Provided information:
-- -- --

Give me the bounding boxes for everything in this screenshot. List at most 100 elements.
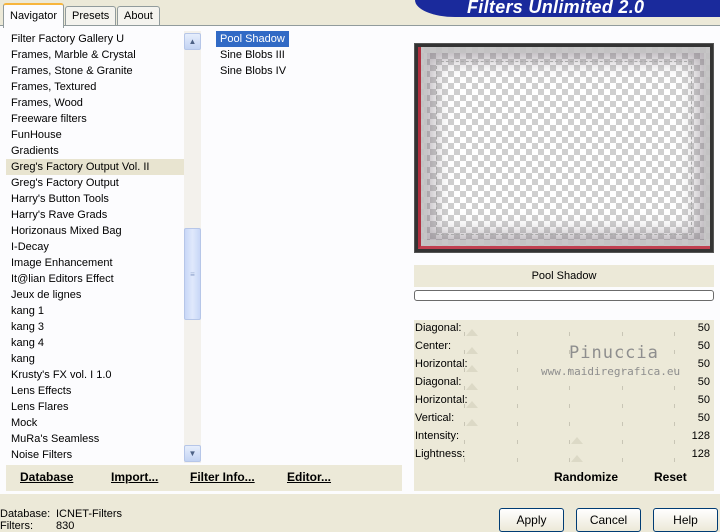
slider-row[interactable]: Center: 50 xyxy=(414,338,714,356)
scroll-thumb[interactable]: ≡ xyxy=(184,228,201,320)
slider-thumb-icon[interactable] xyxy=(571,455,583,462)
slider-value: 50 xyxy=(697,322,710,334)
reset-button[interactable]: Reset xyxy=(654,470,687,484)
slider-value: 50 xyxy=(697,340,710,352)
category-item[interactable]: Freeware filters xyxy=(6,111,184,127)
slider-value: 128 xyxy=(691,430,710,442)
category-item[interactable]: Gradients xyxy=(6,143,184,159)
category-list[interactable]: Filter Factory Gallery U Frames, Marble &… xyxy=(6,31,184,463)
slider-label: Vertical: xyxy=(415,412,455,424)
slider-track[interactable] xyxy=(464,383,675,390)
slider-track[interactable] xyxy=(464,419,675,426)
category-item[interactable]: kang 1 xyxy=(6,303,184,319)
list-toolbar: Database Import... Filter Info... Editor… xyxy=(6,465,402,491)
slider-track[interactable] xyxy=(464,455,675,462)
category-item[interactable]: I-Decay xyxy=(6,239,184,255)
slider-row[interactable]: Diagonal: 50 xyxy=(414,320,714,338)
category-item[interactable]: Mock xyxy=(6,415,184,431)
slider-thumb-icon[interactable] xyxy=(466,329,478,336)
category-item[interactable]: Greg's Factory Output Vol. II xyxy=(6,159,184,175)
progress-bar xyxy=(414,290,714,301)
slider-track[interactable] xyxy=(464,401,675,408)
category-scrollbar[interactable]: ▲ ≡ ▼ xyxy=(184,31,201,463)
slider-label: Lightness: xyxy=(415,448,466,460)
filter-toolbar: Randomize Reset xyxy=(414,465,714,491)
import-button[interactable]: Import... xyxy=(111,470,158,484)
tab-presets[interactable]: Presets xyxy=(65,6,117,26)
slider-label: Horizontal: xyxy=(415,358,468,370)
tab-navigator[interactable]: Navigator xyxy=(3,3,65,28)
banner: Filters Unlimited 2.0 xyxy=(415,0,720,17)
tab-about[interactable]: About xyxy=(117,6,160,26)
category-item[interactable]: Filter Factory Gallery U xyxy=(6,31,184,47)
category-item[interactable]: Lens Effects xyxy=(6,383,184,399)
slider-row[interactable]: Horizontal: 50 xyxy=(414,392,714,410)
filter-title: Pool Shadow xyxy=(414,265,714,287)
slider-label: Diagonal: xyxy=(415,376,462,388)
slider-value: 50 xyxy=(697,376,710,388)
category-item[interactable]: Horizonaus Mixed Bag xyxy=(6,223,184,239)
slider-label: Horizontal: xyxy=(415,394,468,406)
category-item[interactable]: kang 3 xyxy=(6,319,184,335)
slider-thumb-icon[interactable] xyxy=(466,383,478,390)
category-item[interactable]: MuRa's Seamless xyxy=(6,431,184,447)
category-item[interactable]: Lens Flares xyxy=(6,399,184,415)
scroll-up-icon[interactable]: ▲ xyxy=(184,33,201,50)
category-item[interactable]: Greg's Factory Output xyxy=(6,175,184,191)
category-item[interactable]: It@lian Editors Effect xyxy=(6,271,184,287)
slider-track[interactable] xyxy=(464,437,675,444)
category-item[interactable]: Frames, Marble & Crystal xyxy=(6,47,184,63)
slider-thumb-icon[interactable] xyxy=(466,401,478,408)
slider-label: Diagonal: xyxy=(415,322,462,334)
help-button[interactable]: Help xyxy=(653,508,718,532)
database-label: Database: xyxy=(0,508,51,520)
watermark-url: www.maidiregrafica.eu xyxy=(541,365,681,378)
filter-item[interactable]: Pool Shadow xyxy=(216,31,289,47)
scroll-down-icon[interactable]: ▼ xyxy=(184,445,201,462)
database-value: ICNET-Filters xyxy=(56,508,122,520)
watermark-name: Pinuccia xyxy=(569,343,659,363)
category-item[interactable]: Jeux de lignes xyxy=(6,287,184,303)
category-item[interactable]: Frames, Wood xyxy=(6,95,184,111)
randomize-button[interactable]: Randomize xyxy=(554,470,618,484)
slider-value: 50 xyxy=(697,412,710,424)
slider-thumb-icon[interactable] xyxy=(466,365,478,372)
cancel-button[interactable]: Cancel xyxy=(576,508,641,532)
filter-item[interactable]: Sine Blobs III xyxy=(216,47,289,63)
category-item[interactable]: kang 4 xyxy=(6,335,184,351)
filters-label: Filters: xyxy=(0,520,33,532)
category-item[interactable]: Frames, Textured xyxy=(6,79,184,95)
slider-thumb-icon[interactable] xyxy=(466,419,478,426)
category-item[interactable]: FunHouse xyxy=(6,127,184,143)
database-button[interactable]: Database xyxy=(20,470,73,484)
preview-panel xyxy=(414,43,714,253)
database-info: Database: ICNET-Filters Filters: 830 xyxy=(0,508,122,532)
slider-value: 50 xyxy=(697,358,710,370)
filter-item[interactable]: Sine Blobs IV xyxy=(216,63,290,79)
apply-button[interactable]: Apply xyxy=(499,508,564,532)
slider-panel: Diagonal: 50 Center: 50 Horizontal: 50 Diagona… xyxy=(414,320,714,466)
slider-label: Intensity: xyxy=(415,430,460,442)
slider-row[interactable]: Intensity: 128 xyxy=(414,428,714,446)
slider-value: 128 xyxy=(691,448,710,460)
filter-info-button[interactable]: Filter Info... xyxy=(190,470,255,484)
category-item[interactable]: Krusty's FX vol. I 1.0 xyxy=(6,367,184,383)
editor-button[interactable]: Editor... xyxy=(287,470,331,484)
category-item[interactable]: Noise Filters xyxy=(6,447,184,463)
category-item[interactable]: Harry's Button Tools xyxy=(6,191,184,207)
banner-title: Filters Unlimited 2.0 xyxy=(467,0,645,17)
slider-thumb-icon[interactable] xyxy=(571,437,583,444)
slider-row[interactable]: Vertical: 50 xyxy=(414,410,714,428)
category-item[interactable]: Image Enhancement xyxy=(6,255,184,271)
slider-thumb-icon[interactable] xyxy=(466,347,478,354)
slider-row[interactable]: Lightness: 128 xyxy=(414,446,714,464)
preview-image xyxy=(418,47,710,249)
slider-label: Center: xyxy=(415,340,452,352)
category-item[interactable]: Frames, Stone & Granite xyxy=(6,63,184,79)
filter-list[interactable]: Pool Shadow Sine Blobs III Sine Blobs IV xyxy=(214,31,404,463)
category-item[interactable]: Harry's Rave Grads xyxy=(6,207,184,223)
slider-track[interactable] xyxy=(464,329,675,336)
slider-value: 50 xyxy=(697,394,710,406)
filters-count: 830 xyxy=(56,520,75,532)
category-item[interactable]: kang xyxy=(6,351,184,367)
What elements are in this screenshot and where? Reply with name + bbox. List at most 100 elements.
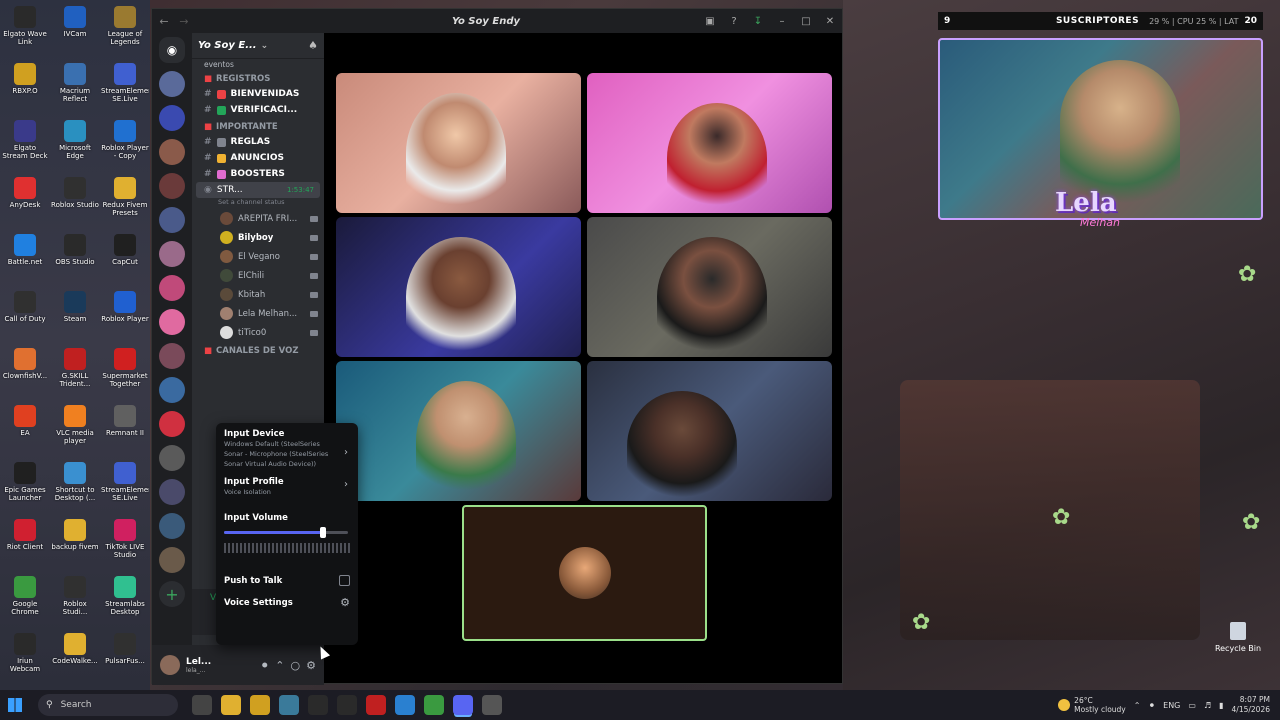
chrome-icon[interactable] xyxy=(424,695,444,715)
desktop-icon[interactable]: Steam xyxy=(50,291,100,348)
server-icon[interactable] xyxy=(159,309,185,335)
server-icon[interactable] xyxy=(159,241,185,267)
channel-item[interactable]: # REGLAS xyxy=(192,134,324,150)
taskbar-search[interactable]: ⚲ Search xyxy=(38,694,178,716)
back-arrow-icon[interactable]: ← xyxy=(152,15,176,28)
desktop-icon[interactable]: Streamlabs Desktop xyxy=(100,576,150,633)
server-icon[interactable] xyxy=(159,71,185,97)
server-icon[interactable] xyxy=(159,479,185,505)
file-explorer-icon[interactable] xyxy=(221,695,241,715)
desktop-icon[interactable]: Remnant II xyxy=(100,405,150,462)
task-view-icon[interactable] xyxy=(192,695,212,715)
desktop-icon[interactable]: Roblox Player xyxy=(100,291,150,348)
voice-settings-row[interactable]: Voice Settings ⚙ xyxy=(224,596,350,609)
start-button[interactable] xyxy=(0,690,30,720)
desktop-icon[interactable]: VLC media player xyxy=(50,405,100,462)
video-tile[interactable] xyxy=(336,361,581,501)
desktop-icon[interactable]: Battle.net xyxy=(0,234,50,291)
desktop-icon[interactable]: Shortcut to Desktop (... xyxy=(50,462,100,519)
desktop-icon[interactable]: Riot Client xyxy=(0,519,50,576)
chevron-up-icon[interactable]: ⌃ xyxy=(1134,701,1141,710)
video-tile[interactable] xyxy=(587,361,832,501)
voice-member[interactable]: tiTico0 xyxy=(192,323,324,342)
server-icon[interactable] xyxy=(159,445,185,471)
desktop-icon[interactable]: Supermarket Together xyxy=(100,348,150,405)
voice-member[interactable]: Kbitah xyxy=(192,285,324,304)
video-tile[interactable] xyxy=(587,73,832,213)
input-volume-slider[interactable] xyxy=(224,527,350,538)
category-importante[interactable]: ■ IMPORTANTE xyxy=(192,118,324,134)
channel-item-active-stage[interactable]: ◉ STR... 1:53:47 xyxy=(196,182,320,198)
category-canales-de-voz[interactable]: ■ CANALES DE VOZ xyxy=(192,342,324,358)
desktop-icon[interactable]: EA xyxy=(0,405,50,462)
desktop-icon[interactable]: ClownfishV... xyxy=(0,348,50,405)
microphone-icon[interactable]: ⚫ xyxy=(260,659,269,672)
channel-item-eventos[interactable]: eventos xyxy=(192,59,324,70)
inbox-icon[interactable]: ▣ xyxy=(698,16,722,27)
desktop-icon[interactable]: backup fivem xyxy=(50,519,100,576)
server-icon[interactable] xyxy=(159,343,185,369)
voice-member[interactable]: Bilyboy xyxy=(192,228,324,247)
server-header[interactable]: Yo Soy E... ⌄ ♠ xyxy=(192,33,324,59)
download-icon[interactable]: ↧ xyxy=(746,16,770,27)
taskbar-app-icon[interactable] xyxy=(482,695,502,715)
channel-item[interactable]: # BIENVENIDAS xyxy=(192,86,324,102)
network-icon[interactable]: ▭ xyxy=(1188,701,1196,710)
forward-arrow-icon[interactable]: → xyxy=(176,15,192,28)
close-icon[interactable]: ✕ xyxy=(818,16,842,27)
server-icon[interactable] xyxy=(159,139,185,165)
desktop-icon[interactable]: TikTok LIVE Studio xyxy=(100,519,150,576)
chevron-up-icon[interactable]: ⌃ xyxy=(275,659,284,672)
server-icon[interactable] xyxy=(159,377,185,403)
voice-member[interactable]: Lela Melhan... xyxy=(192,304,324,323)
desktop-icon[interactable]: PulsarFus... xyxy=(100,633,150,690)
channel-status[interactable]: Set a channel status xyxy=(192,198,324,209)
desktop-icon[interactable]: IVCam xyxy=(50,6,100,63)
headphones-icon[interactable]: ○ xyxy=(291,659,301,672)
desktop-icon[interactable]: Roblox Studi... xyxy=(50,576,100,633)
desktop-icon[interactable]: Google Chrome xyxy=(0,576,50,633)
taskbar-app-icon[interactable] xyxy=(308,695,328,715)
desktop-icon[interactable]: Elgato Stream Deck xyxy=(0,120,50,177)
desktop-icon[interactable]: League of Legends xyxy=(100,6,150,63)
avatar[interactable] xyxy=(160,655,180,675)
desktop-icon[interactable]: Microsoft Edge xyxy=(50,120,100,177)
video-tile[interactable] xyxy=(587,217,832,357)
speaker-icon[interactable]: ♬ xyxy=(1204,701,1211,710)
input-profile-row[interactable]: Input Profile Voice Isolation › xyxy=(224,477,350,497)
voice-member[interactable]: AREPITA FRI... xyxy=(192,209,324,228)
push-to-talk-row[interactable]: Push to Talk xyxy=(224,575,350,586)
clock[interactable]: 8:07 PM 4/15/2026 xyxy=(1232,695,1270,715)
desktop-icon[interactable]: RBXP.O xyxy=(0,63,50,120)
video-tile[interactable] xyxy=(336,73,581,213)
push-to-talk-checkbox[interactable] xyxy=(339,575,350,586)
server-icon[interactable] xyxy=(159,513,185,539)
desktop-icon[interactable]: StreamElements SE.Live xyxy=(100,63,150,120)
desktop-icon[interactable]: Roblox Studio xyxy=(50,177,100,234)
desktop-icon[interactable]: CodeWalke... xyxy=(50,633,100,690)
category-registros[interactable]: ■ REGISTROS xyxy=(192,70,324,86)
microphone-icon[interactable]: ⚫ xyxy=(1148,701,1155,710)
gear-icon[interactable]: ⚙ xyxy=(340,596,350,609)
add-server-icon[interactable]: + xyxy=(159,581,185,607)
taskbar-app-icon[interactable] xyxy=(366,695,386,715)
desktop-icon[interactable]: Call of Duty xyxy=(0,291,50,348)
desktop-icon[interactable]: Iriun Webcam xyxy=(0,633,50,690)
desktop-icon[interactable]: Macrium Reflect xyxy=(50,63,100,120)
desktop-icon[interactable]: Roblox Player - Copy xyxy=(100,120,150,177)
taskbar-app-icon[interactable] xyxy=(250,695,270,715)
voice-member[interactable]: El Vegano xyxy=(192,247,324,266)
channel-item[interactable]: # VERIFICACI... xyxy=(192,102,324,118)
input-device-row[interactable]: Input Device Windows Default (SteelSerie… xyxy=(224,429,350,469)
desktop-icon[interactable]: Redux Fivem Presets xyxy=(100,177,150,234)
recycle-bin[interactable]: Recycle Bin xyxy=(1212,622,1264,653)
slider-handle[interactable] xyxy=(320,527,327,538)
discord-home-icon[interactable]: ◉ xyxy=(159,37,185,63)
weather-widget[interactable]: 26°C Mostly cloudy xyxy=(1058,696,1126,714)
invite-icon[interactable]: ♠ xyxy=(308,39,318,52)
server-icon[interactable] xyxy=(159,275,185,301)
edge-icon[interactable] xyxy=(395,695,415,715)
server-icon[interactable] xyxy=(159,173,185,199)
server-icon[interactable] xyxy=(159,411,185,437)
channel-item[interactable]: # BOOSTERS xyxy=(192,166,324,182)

-- -- --

Task prompt:
Copy out the records word for word, from the line that contains "chrome-icon[interactable] xyxy=(424,695,444,715)" down through the line that contains "server-icon[interactable] xyxy=(159,445,185,471)", including both of those lines.

Written answer:
chrome-icon[interactable] xyxy=(424,695,444,715)
desktop-icon[interactable]: Steam xyxy=(50,291,100,348)
server-icon[interactable] xyxy=(159,309,185,335)
server-icon[interactable] xyxy=(159,241,185,267)
channel-item[interactable]: # REGLAS xyxy=(192,134,324,150)
taskbar-search[interactable]: ⚲ Search xyxy=(38,694,178,716)
back-arrow-icon[interactable]: ← xyxy=(152,15,176,28)
desktop-icon[interactable]: Streamlabs Desktop xyxy=(100,576,150,633)
server-icon[interactable] xyxy=(159,71,185,97)
server-icon[interactable] xyxy=(159,479,185,505)
file-explorer-icon[interactable] xyxy=(221,695,241,715)
desktop-icon[interactable]: Remnant II xyxy=(100,405,150,462)
task-view-icon[interactable] xyxy=(192,695,212,715)
desktop-icon[interactable]: Roblox Player xyxy=(100,291,150,348)
voice-settings-row[interactable]: Voice Settings ⚙ xyxy=(224,596,350,609)
start-button[interactable] xyxy=(0,690,30,720)
desktop-icon[interactable]: VLC media player xyxy=(50,405,100,462)
video-tile[interactable] xyxy=(336,361,581,501)
desktop-icon[interactable]: Battle.net xyxy=(0,234,50,291)
desktop-icon[interactable]: Shortcut to Desktop (... xyxy=(50,462,100,519)
desktop-icon[interactable]: Riot Client xyxy=(0,519,50,576)
chevron-up-icon[interactable]: ⌃ xyxy=(1134,701,1141,710)
video-tile[interactable] xyxy=(587,361,832,501)
voice-member[interactable]: tiTico0 xyxy=(192,323,324,342)
server-icon[interactable] xyxy=(159,445,185,471)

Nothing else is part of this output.